> _PROVIDED DATA_
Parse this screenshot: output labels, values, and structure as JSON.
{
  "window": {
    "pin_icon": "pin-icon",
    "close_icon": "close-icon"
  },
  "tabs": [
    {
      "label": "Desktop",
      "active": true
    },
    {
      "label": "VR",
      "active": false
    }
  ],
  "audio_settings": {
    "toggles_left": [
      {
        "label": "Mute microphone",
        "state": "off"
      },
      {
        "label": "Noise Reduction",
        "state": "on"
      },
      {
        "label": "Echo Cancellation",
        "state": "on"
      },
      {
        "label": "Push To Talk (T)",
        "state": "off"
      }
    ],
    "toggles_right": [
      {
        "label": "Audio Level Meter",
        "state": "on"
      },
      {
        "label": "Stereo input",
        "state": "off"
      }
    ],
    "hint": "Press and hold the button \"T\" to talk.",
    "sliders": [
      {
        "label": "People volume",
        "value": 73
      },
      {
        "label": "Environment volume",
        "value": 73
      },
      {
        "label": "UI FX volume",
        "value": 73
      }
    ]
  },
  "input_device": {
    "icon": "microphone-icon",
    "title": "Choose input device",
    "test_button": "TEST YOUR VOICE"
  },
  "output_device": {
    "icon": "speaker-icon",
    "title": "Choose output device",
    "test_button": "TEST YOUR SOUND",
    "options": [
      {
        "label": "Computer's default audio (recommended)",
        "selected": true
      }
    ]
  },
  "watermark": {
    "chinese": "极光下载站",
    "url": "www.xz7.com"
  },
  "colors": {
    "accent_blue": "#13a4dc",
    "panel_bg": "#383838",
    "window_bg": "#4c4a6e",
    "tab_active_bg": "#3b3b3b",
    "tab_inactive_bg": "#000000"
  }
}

> _SET EXERCISE_
Identify the lines of the data that contain the word "Choose". Copy each of them.

> _ANSWER FOR THIS EXERCISE_
    "title": "Choose input device",
    "title": "Choose output device",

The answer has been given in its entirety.